Copy out the listing in full, exactly as written, but not its pictures.

Stored data entries
>>>

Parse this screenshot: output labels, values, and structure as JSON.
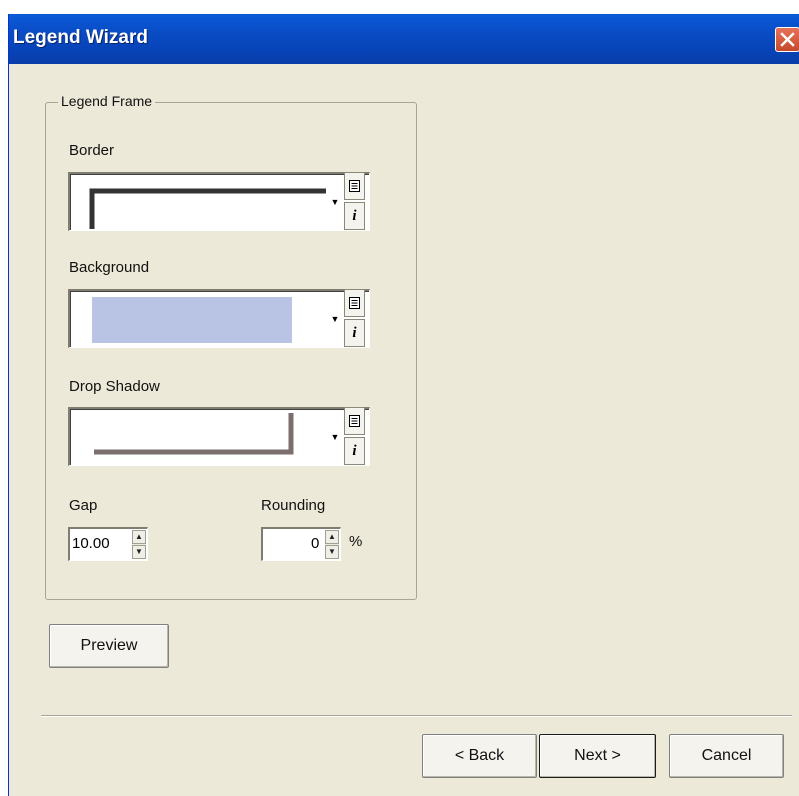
{
  "window": {
    "title": "Legend Wizard"
  },
  "group": {
    "title": "Legend Frame"
  },
  "border": {
    "label": "Border"
  },
  "background": {
    "label": "Background",
    "fill_color": "#b9c4e4"
  },
  "drop_shadow": {
    "label": "Drop Shadow"
  },
  "gap": {
    "label": "Gap",
    "value": "10.00"
  },
  "rounding": {
    "label": "Rounding",
    "value": "0",
    "unit": "%"
  },
  "buttons": {
    "preview": "Preview",
    "back": "< Back",
    "next": "Next >",
    "cancel": "Cancel"
  },
  "icons": {
    "dropdown": "triangle-down",
    "properties": "list-icon",
    "info": "info-icon",
    "close": "close-x"
  },
  "colors": {
    "titlebar": "#0a4bc4",
    "dialog_bg": "#ece9d8",
    "line_dark": "#333333",
    "shadow_line": "#7a6e6e"
  }
}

<<<

Exercise answer >>
Parse this screenshot: output labels, values, and structure as JSON.
{
  "window": {
    "title": "Legend Wizard"
  },
  "group": {
    "title": "Legend Frame"
  },
  "border": {
    "label": "Border"
  },
  "background": {
    "label": "Background",
    "fill_color": "#b9c4e4"
  },
  "drop_shadow": {
    "label": "Drop Shadow"
  },
  "gap": {
    "label": "Gap",
    "value": "10.00"
  },
  "rounding": {
    "label": "Rounding",
    "value": "0",
    "unit": "%"
  },
  "buttons": {
    "preview": "Preview",
    "back": "< Back",
    "next": "Next >",
    "cancel": "Cancel"
  },
  "icons": {
    "dropdown": "triangle-down",
    "properties": "list-icon",
    "info": "info-icon",
    "close": "close-x"
  },
  "colors": {
    "titlebar": "#0a4bc4",
    "dialog_bg": "#ece9d8",
    "line_dark": "#333333",
    "shadow_line": "#7a6e6e"
  }
}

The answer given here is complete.